# Problem description
Omit every picture and return the rest of the data unaltered.

______________________________

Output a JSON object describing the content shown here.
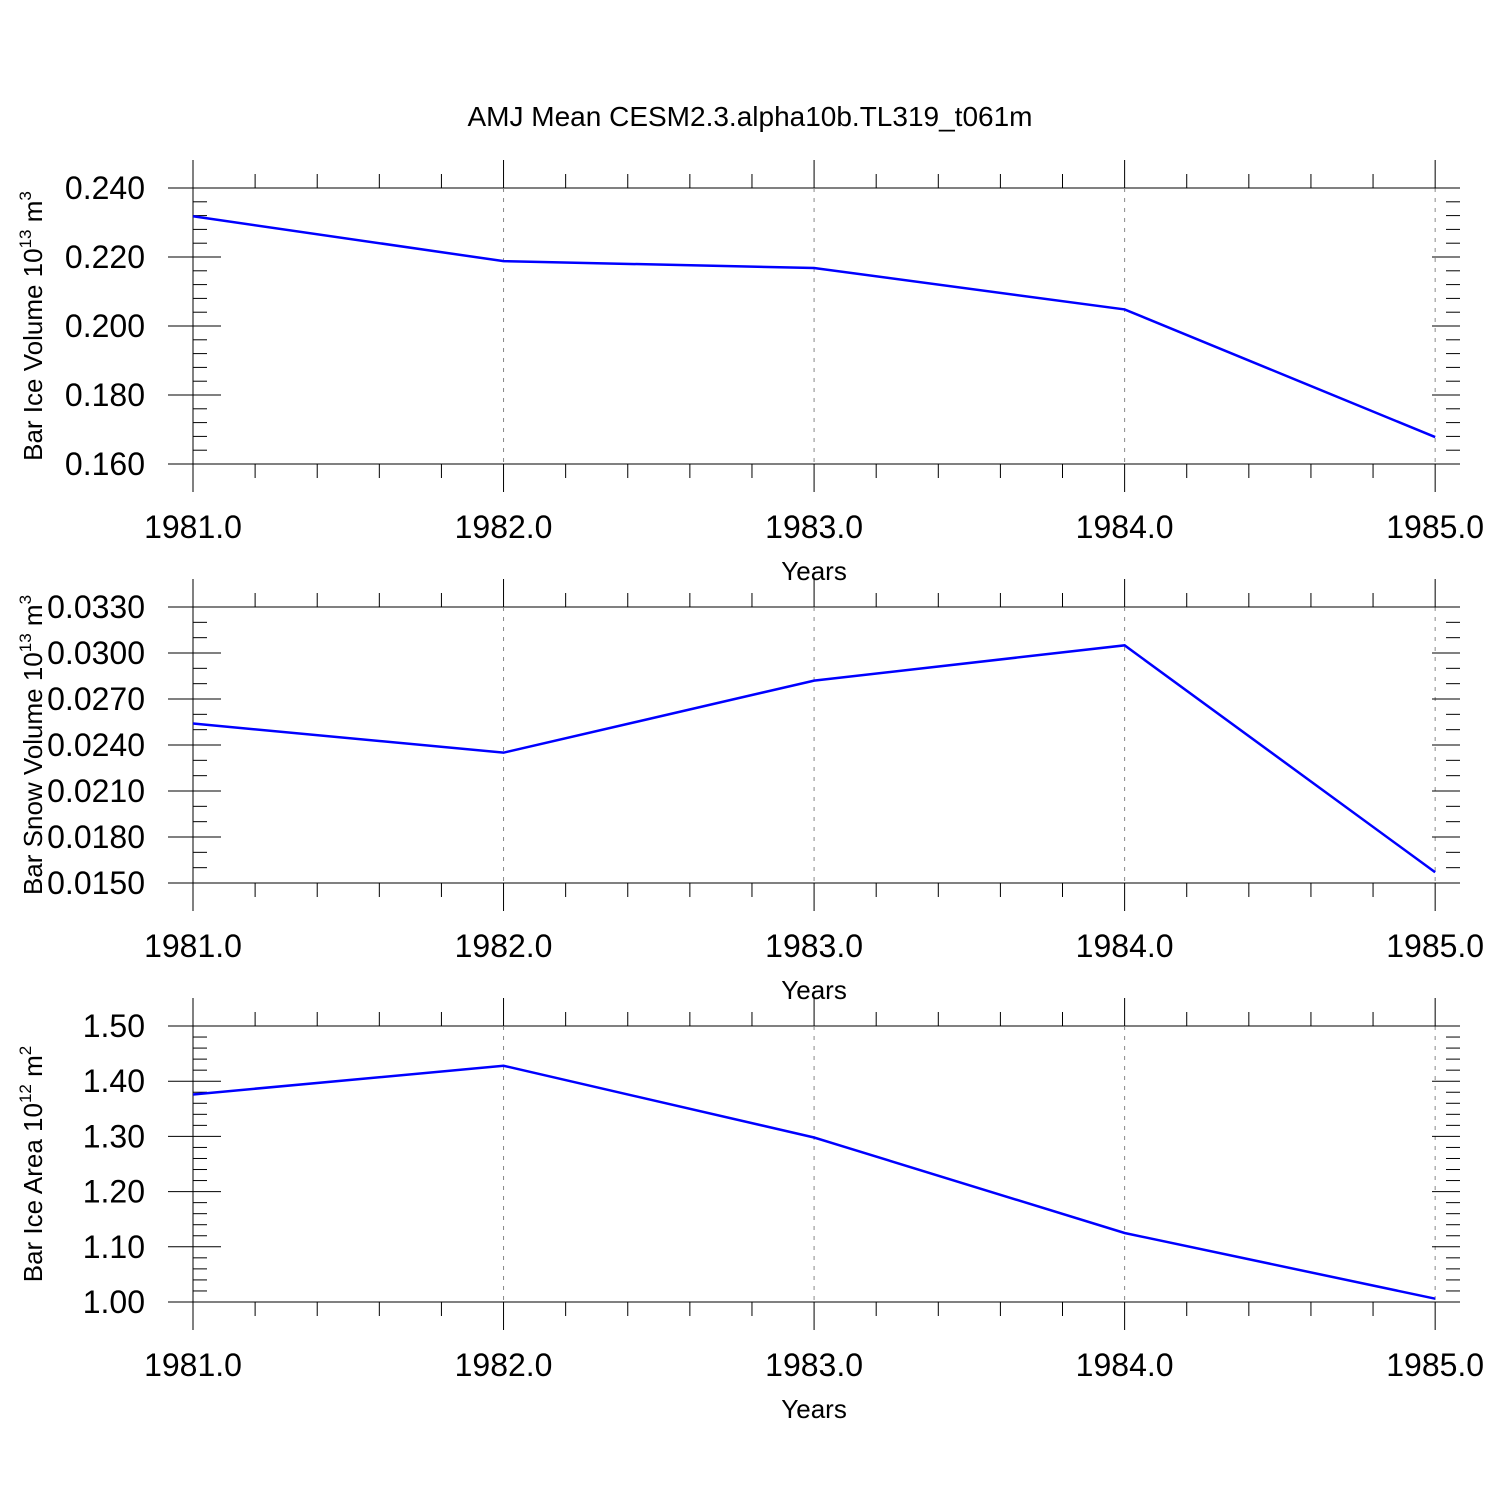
{
  "figure": {
    "title": "AMJ Mean CESM2.3.alpha10b.TL319_t061m"
  },
  "style": {
    "line_color": "#0000ff",
    "axis_color": "#000000",
    "grid_color": "#888888",
    "background": "#ffffff"
  },
  "chart_data": [
    {
      "type": "line",
      "title": "",
      "xlabel": "Years",
      "ylabel": {
        "text": "Bar Ice Volume 10",
        "exponent": "13",
        "unit": " m",
        "unit_exponent": "3"
      },
      "x": [
        1981,
        1982,
        1983,
        1984,
        1985
      ],
      "series": [
        {
          "values": [
            0.2318,
            0.2188,
            0.2168,
            0.2048,
            0.1678
          ]
        }
      ],
      "xlim": [
        1981,
        1985.08
      ],
      "ylim": [
        0.16,
        0.24
      ],
      "x_ticks": [
        "1981.0",
        "1982.0",
        "1983.0",
        "1984.0",
        "1985.0"
      ],
      "y_ticks": [
        "0.160",
        "0.180",
        "0.200",
        "0.220",
        "0.240"
      ],
      "y_tick_values": [
        0.16,
        0.18,
        0.2,
        0.22,
        0.24
      ],
      "y_minor_per_major": 5,
      "x_minor_per_major": 5,
      "grid": "vertical dashed at major x ticks"
    },
    {
      "type": "line",
      "title": "",
      "xlabel": "Years",
      "ylabel": {
        "text": "Bar Snow Volume 10",
        "exponent": "13",
        "unit": " m",
        "unit_exponent": "3"
      },
      "x": [
        1981,
        1982,
        1983,
        1984,
        1985
      ],
      "series": [
        {
          "values": [
            0.0254,
            0.0235,
            0.0282,
            0.0305,
            0.0157
          ]
        }
      ],
      "xlim": [
        1981,
        1985.08
      ],
      "ylim": [
        0.015,
        0.033
      ],
      "x_ticks": [
        "1981.0",
        "1982.0",
        "1983.0",
        "1984.0",
        "1985.0"
      ],
      "y_ticks": [
        "0.0150",
        "0.0180",
        "0.0210",
        "0.0240",
        "0.0270",
        "0.0300",
        "0.0330"
      ],
      "y_tick_values": [
        0.015,
        0.018,
        0.021,
        0.024,
        0.027,
        0.03,
        0.033
      ],
      "y_minor_per_major": 3,
      "x_minor_per_major": 5,
      "grid": "vertical dashed at major x ticks"
    },
    {
      "type": "line",
      "title": "",
      "xlabel": "Years",
      "ylabel": {
        "text": "Bar Ice Area 10",
        "exponent": "12",
        "unit": " m",
        "unit_exponent": "2"
      },
      "x": [
        1981,
        1982,
        1983,
        1984,
        1985
      ],
      "series": [
        {
          "values": [
            1.376,
            1.428,
            1.298,
            1.125,
            1.006
          ]
        }
      ],
      "xlim": [
        1981,
        1985.08
      ],
      "ylim": [
        1.0,
        1.5
      ],
      "x_ticks": [
        "1981.0",
        "1982.0",
        "1983.0",
        "1984.0",
        "1985.0"
      ],
      "y_ticks": [
        "1.00",
        "1.10",
        "1.20",
        "1.30",
        "1.40",
        "1.50"
      ],
      "y_tick_values": [
        1.0,
        1.1,
        1.2,
        1.3,
        1.4,
        1.5
      ],
      "y_minor_per_major": 5,
      "x_minor_per_major": 5,
      "grid": "vertical dashed at major x ticks"
    }
  ]
}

______________________________

# Written solution
Output a JSON object describing the content shown here.
{
  "figure": {
    "title": "AMJ Mean CESM2.3.alpha10b.TL319_t061m"
  },
  "style": {
    "line_color": "#0000ff",
    "axis_color": "#000000",
    "grid_color": "#888888",
    "background": "#ffffff"
  },
  "chart_data": [
    {
      "type": "line",
      "title": "",
      "xlabel": "Years",
      "ylabel": {
        "text": "Bar Ice Volume 10",
        "exponent": "13",
        "unit": " m",
        "unit_exponent": "3"
      },
      "x": [
        1981,
        1982,
        1983,
        1984,
        1985
      ],
      "series": [
        {
          "values": [
            0.2318,
            0.2188,
            0.2168,
            0.2048,
            0.1678
          ]
        }
      ],
      "xlim": [
        1981,
        1985.08
      ],
      "ylim": [
        0.16,
        0.24
      ],
      "x_ticks": [
        "1981.0",
        "1982.0",
        "1983.0",
        "1984.0",
        "1985.0"
      ],
      "y_ticks": [
        "0.160",
        "0.180",
        "0.200",
        "0.220",
        "0.240"
      ],
      "y_tick_values": [
        0.16,
        0.18,
        0.2,
        0.22,
        0.24
      ],
      "y_minor_per_major": 5,
      "x_minor_per_major": 5,
      "grid": "vertical dashed at major x ticks"
    },
    {
      "type": "line",
      "title": "",
      "xlabel": "Years",
      "ylabel": {
        "text": "Bar Snow Volume 10",
        "exponent": "13",
        "unit": " m",
        "unit_exponent": "3"
      },
      "x": [
        1981,
        1982,
        1983,
        1984,
        1985
      ],
      "series": [
        {
          "values": [
            0.0254,
            0.0235,
            0.0282,
            0.0305,
            0.0157
          ]
        }
      ],
      "xlim": [
        1981,
        1985.08
      ],
      "ylim": [
        0.015,
        0.033
      ],
      "x_ticks": [
        "1981.0",
        "1982.0",
        "1983.0",
        "1984.0",
        "1985.0"
      ],
      "y_ticks": [
        "0.0150",
        "0.0180",
        "0.0210",
        "0.0240",
        "0.0270",
        "0.0300",
        "0.0330"
      ],
      "y_tick_values": [
        0.015,
        0.018,
        0.021,
        0.024,
        0.027,
        0.03,
        0.033
      ],
      "y_minor_per_major": 3,
      "x_minor_per_major": 5,
      "grid": "vertical dashed at major x ticks"
    },
    {
      "type": "line",
      "title": "",
      "xlabel": "Years",
      "ylabel": {
        "text": "Bar Ice Area 10",
        "exponent": "12",
        "unit": " m",
        "unit_exponent": "2"
      },
      "x": [
        1981,
        1982,
        1983,
        1984,
        1985
      ],
      "series": [
        {
          "values": [
            1.376,
            1.428,
            1.298,
            1.125,
            1.006
          ]
        }
      ],
      "xlim": [
        1981,
        1985.08
      ],
      "ylim": [
        1.0,
        1.5
      ],
      "x_ticks": [
        "1981.0",
        "1982.0",
        "1983.0",
        "1984.0",
        "1985.0"
      ],
      "y_ticks": [
        "1.00",
        "1.10",
        "1.20",
        "1.30",
        "1.40",
        "1.50"
      ],
      "y_tick_values": [
        1.0,
        1.1,
        1.2,
        1.3,
        1.4,
        1.5
      ],
      "y_minor_per_major": 5,
      "x_minor_per_major": 5,
      "grid": "vertical dashed at major x ticks"
    }
  ]
}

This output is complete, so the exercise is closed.